(Stored dataset items)
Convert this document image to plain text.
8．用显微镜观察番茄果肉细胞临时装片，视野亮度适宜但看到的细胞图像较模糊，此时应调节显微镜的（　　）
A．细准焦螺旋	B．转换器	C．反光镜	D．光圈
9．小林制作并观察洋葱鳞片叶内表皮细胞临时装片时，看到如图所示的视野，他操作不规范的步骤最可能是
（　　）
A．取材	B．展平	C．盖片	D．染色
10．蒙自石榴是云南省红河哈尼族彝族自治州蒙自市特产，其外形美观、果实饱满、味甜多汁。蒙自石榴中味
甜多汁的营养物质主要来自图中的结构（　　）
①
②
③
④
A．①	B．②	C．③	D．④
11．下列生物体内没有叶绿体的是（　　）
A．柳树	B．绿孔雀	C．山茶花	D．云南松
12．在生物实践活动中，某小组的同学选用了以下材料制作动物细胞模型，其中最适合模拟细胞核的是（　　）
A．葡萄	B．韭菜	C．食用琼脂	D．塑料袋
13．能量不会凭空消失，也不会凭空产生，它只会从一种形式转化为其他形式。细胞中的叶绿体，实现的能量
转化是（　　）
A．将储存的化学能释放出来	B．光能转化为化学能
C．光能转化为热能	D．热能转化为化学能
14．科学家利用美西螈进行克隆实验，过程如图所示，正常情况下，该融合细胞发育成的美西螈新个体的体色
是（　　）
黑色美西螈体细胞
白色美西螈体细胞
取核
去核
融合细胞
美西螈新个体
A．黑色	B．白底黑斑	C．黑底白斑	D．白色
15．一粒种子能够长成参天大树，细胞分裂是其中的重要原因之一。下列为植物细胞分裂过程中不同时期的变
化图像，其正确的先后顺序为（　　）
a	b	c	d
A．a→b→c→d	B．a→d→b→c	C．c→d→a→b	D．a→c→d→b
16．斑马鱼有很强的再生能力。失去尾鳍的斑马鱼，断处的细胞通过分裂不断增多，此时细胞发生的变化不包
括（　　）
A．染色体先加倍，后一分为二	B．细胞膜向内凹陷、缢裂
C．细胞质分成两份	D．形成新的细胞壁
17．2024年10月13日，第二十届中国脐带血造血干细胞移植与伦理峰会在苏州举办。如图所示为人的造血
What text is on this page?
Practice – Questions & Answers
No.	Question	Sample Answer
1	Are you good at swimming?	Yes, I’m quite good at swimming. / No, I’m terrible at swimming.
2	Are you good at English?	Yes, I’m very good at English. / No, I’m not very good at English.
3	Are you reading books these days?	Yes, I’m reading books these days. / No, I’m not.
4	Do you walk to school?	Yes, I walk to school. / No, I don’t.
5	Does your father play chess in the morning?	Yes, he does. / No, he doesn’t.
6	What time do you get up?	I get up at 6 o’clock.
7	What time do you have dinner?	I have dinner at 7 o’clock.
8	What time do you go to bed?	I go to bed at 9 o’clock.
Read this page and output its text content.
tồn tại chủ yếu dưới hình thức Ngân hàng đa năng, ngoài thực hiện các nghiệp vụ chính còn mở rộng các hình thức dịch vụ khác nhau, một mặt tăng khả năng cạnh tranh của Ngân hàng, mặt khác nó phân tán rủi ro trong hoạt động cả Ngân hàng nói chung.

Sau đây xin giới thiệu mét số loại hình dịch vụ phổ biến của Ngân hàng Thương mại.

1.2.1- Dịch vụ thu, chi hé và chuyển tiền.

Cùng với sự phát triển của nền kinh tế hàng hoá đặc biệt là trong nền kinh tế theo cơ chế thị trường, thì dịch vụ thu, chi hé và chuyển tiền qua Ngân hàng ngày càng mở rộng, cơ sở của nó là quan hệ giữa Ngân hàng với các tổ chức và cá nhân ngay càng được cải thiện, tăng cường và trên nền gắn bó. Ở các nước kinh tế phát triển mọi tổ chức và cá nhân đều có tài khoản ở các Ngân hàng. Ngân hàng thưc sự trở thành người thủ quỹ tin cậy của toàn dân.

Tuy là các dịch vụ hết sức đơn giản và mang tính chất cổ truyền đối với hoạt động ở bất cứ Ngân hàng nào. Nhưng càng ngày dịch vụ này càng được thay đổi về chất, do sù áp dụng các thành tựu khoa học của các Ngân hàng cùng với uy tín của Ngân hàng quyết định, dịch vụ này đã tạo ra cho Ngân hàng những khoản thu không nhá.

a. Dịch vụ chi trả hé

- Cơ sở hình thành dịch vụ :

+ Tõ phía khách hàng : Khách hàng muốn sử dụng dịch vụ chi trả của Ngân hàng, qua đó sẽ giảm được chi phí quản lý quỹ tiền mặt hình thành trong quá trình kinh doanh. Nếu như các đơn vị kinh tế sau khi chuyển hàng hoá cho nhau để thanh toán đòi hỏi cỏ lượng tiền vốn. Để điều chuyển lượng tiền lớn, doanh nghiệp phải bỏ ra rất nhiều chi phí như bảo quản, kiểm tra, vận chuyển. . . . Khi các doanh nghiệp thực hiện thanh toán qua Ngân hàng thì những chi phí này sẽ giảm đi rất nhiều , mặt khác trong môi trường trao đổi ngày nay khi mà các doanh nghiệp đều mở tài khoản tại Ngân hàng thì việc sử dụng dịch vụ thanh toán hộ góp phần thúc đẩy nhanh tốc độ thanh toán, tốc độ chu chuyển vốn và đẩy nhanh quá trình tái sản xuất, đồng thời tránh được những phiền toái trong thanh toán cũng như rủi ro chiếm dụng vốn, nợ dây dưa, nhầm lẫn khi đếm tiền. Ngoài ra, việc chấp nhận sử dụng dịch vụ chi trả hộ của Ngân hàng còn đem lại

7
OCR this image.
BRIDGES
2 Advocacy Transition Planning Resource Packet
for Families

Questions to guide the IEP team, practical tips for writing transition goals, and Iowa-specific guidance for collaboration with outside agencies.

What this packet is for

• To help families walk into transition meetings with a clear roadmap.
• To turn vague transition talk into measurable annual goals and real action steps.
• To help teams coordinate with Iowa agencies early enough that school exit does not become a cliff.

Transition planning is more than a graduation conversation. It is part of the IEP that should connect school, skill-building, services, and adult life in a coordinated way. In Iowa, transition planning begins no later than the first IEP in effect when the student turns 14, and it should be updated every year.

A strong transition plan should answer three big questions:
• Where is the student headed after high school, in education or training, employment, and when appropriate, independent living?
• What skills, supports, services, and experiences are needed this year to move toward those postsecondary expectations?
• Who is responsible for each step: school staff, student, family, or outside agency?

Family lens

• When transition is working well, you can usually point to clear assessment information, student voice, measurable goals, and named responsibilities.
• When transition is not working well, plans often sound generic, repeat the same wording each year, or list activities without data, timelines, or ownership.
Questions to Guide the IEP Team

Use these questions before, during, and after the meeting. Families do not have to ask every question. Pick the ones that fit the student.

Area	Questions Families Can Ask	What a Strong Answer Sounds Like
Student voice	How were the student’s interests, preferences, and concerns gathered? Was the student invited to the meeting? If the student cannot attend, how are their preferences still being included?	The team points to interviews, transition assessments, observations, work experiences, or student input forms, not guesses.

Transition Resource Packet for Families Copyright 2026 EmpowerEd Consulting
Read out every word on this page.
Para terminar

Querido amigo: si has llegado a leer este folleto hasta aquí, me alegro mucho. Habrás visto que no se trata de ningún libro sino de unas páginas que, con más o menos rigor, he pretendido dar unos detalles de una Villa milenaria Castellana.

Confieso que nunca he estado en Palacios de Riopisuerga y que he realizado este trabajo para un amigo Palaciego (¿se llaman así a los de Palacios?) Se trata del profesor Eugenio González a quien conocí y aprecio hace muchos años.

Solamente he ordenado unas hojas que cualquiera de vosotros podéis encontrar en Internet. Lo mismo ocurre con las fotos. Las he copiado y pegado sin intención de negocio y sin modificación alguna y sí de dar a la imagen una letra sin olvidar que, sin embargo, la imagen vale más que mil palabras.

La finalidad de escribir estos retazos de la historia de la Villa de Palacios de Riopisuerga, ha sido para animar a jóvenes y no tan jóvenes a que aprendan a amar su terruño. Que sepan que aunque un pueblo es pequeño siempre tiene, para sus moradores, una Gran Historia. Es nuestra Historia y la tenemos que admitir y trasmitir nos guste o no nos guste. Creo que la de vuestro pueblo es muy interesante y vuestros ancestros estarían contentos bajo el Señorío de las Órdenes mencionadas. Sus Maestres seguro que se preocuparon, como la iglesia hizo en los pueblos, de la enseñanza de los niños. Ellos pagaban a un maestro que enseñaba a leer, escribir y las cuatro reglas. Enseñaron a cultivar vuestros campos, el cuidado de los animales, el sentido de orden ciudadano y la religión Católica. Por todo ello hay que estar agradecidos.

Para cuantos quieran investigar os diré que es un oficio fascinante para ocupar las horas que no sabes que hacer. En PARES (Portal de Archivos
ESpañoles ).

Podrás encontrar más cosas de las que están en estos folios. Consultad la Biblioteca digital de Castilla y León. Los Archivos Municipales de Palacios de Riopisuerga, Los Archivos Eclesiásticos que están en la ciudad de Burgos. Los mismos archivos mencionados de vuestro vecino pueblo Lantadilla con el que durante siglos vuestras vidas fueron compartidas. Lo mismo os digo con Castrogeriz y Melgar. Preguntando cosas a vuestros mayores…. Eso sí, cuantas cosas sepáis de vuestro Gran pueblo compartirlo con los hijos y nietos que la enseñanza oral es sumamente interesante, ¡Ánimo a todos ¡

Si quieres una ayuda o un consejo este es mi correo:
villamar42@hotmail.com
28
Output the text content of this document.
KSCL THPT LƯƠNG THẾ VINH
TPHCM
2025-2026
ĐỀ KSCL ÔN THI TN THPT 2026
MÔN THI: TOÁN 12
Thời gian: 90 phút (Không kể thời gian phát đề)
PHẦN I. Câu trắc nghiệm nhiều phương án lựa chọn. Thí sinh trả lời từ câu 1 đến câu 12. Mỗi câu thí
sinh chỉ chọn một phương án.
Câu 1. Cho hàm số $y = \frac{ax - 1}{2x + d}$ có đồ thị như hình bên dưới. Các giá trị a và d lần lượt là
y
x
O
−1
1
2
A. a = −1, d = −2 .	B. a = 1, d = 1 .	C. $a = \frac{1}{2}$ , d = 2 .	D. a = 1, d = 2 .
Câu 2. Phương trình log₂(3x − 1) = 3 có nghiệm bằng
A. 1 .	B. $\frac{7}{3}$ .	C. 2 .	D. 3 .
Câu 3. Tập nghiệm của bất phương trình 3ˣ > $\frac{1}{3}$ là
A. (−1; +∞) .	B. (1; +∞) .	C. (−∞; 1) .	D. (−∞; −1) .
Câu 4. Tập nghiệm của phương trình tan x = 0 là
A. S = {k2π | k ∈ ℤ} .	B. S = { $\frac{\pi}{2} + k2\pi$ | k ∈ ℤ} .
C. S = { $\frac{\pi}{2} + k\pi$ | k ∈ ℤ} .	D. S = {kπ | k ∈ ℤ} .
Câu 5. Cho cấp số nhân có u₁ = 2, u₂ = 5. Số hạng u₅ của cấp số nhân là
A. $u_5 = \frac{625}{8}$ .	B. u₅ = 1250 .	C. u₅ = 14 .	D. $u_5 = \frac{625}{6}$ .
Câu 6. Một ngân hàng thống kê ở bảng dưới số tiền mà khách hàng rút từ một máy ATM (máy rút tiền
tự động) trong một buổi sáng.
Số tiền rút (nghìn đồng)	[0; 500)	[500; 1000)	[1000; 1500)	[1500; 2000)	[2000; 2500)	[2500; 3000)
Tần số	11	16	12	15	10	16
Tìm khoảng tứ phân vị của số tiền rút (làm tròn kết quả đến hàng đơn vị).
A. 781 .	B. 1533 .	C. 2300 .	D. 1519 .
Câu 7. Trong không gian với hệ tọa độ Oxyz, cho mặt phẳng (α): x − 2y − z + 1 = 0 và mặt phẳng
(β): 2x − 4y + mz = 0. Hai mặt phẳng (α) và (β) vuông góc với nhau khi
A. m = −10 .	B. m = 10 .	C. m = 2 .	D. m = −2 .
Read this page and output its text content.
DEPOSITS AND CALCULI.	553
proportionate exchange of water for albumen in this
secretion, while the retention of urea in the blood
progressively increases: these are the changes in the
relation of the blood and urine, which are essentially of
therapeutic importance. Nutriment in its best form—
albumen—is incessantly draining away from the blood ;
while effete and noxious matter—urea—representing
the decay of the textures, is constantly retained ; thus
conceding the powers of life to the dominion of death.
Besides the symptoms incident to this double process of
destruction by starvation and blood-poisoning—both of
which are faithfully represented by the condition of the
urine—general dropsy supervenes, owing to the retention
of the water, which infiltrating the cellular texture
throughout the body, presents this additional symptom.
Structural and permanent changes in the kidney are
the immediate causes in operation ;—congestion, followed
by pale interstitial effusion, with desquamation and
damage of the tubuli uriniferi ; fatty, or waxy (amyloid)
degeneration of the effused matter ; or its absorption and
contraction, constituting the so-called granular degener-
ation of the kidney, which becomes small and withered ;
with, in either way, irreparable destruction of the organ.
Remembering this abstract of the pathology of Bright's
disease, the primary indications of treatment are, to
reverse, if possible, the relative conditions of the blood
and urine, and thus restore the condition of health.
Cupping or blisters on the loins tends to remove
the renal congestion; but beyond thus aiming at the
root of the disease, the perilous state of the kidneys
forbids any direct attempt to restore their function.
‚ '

## OBJECTIVE:
Scan the material above. Copy each line where "have" occurs.

## OUTPUT OF THE EXERCISE:
7	What time do you have dinner?	I have dinner at 7 o’clock.
Use these questions before, during, and after the meeting. Families do not have to ask every question. Pick the ones that fit the student.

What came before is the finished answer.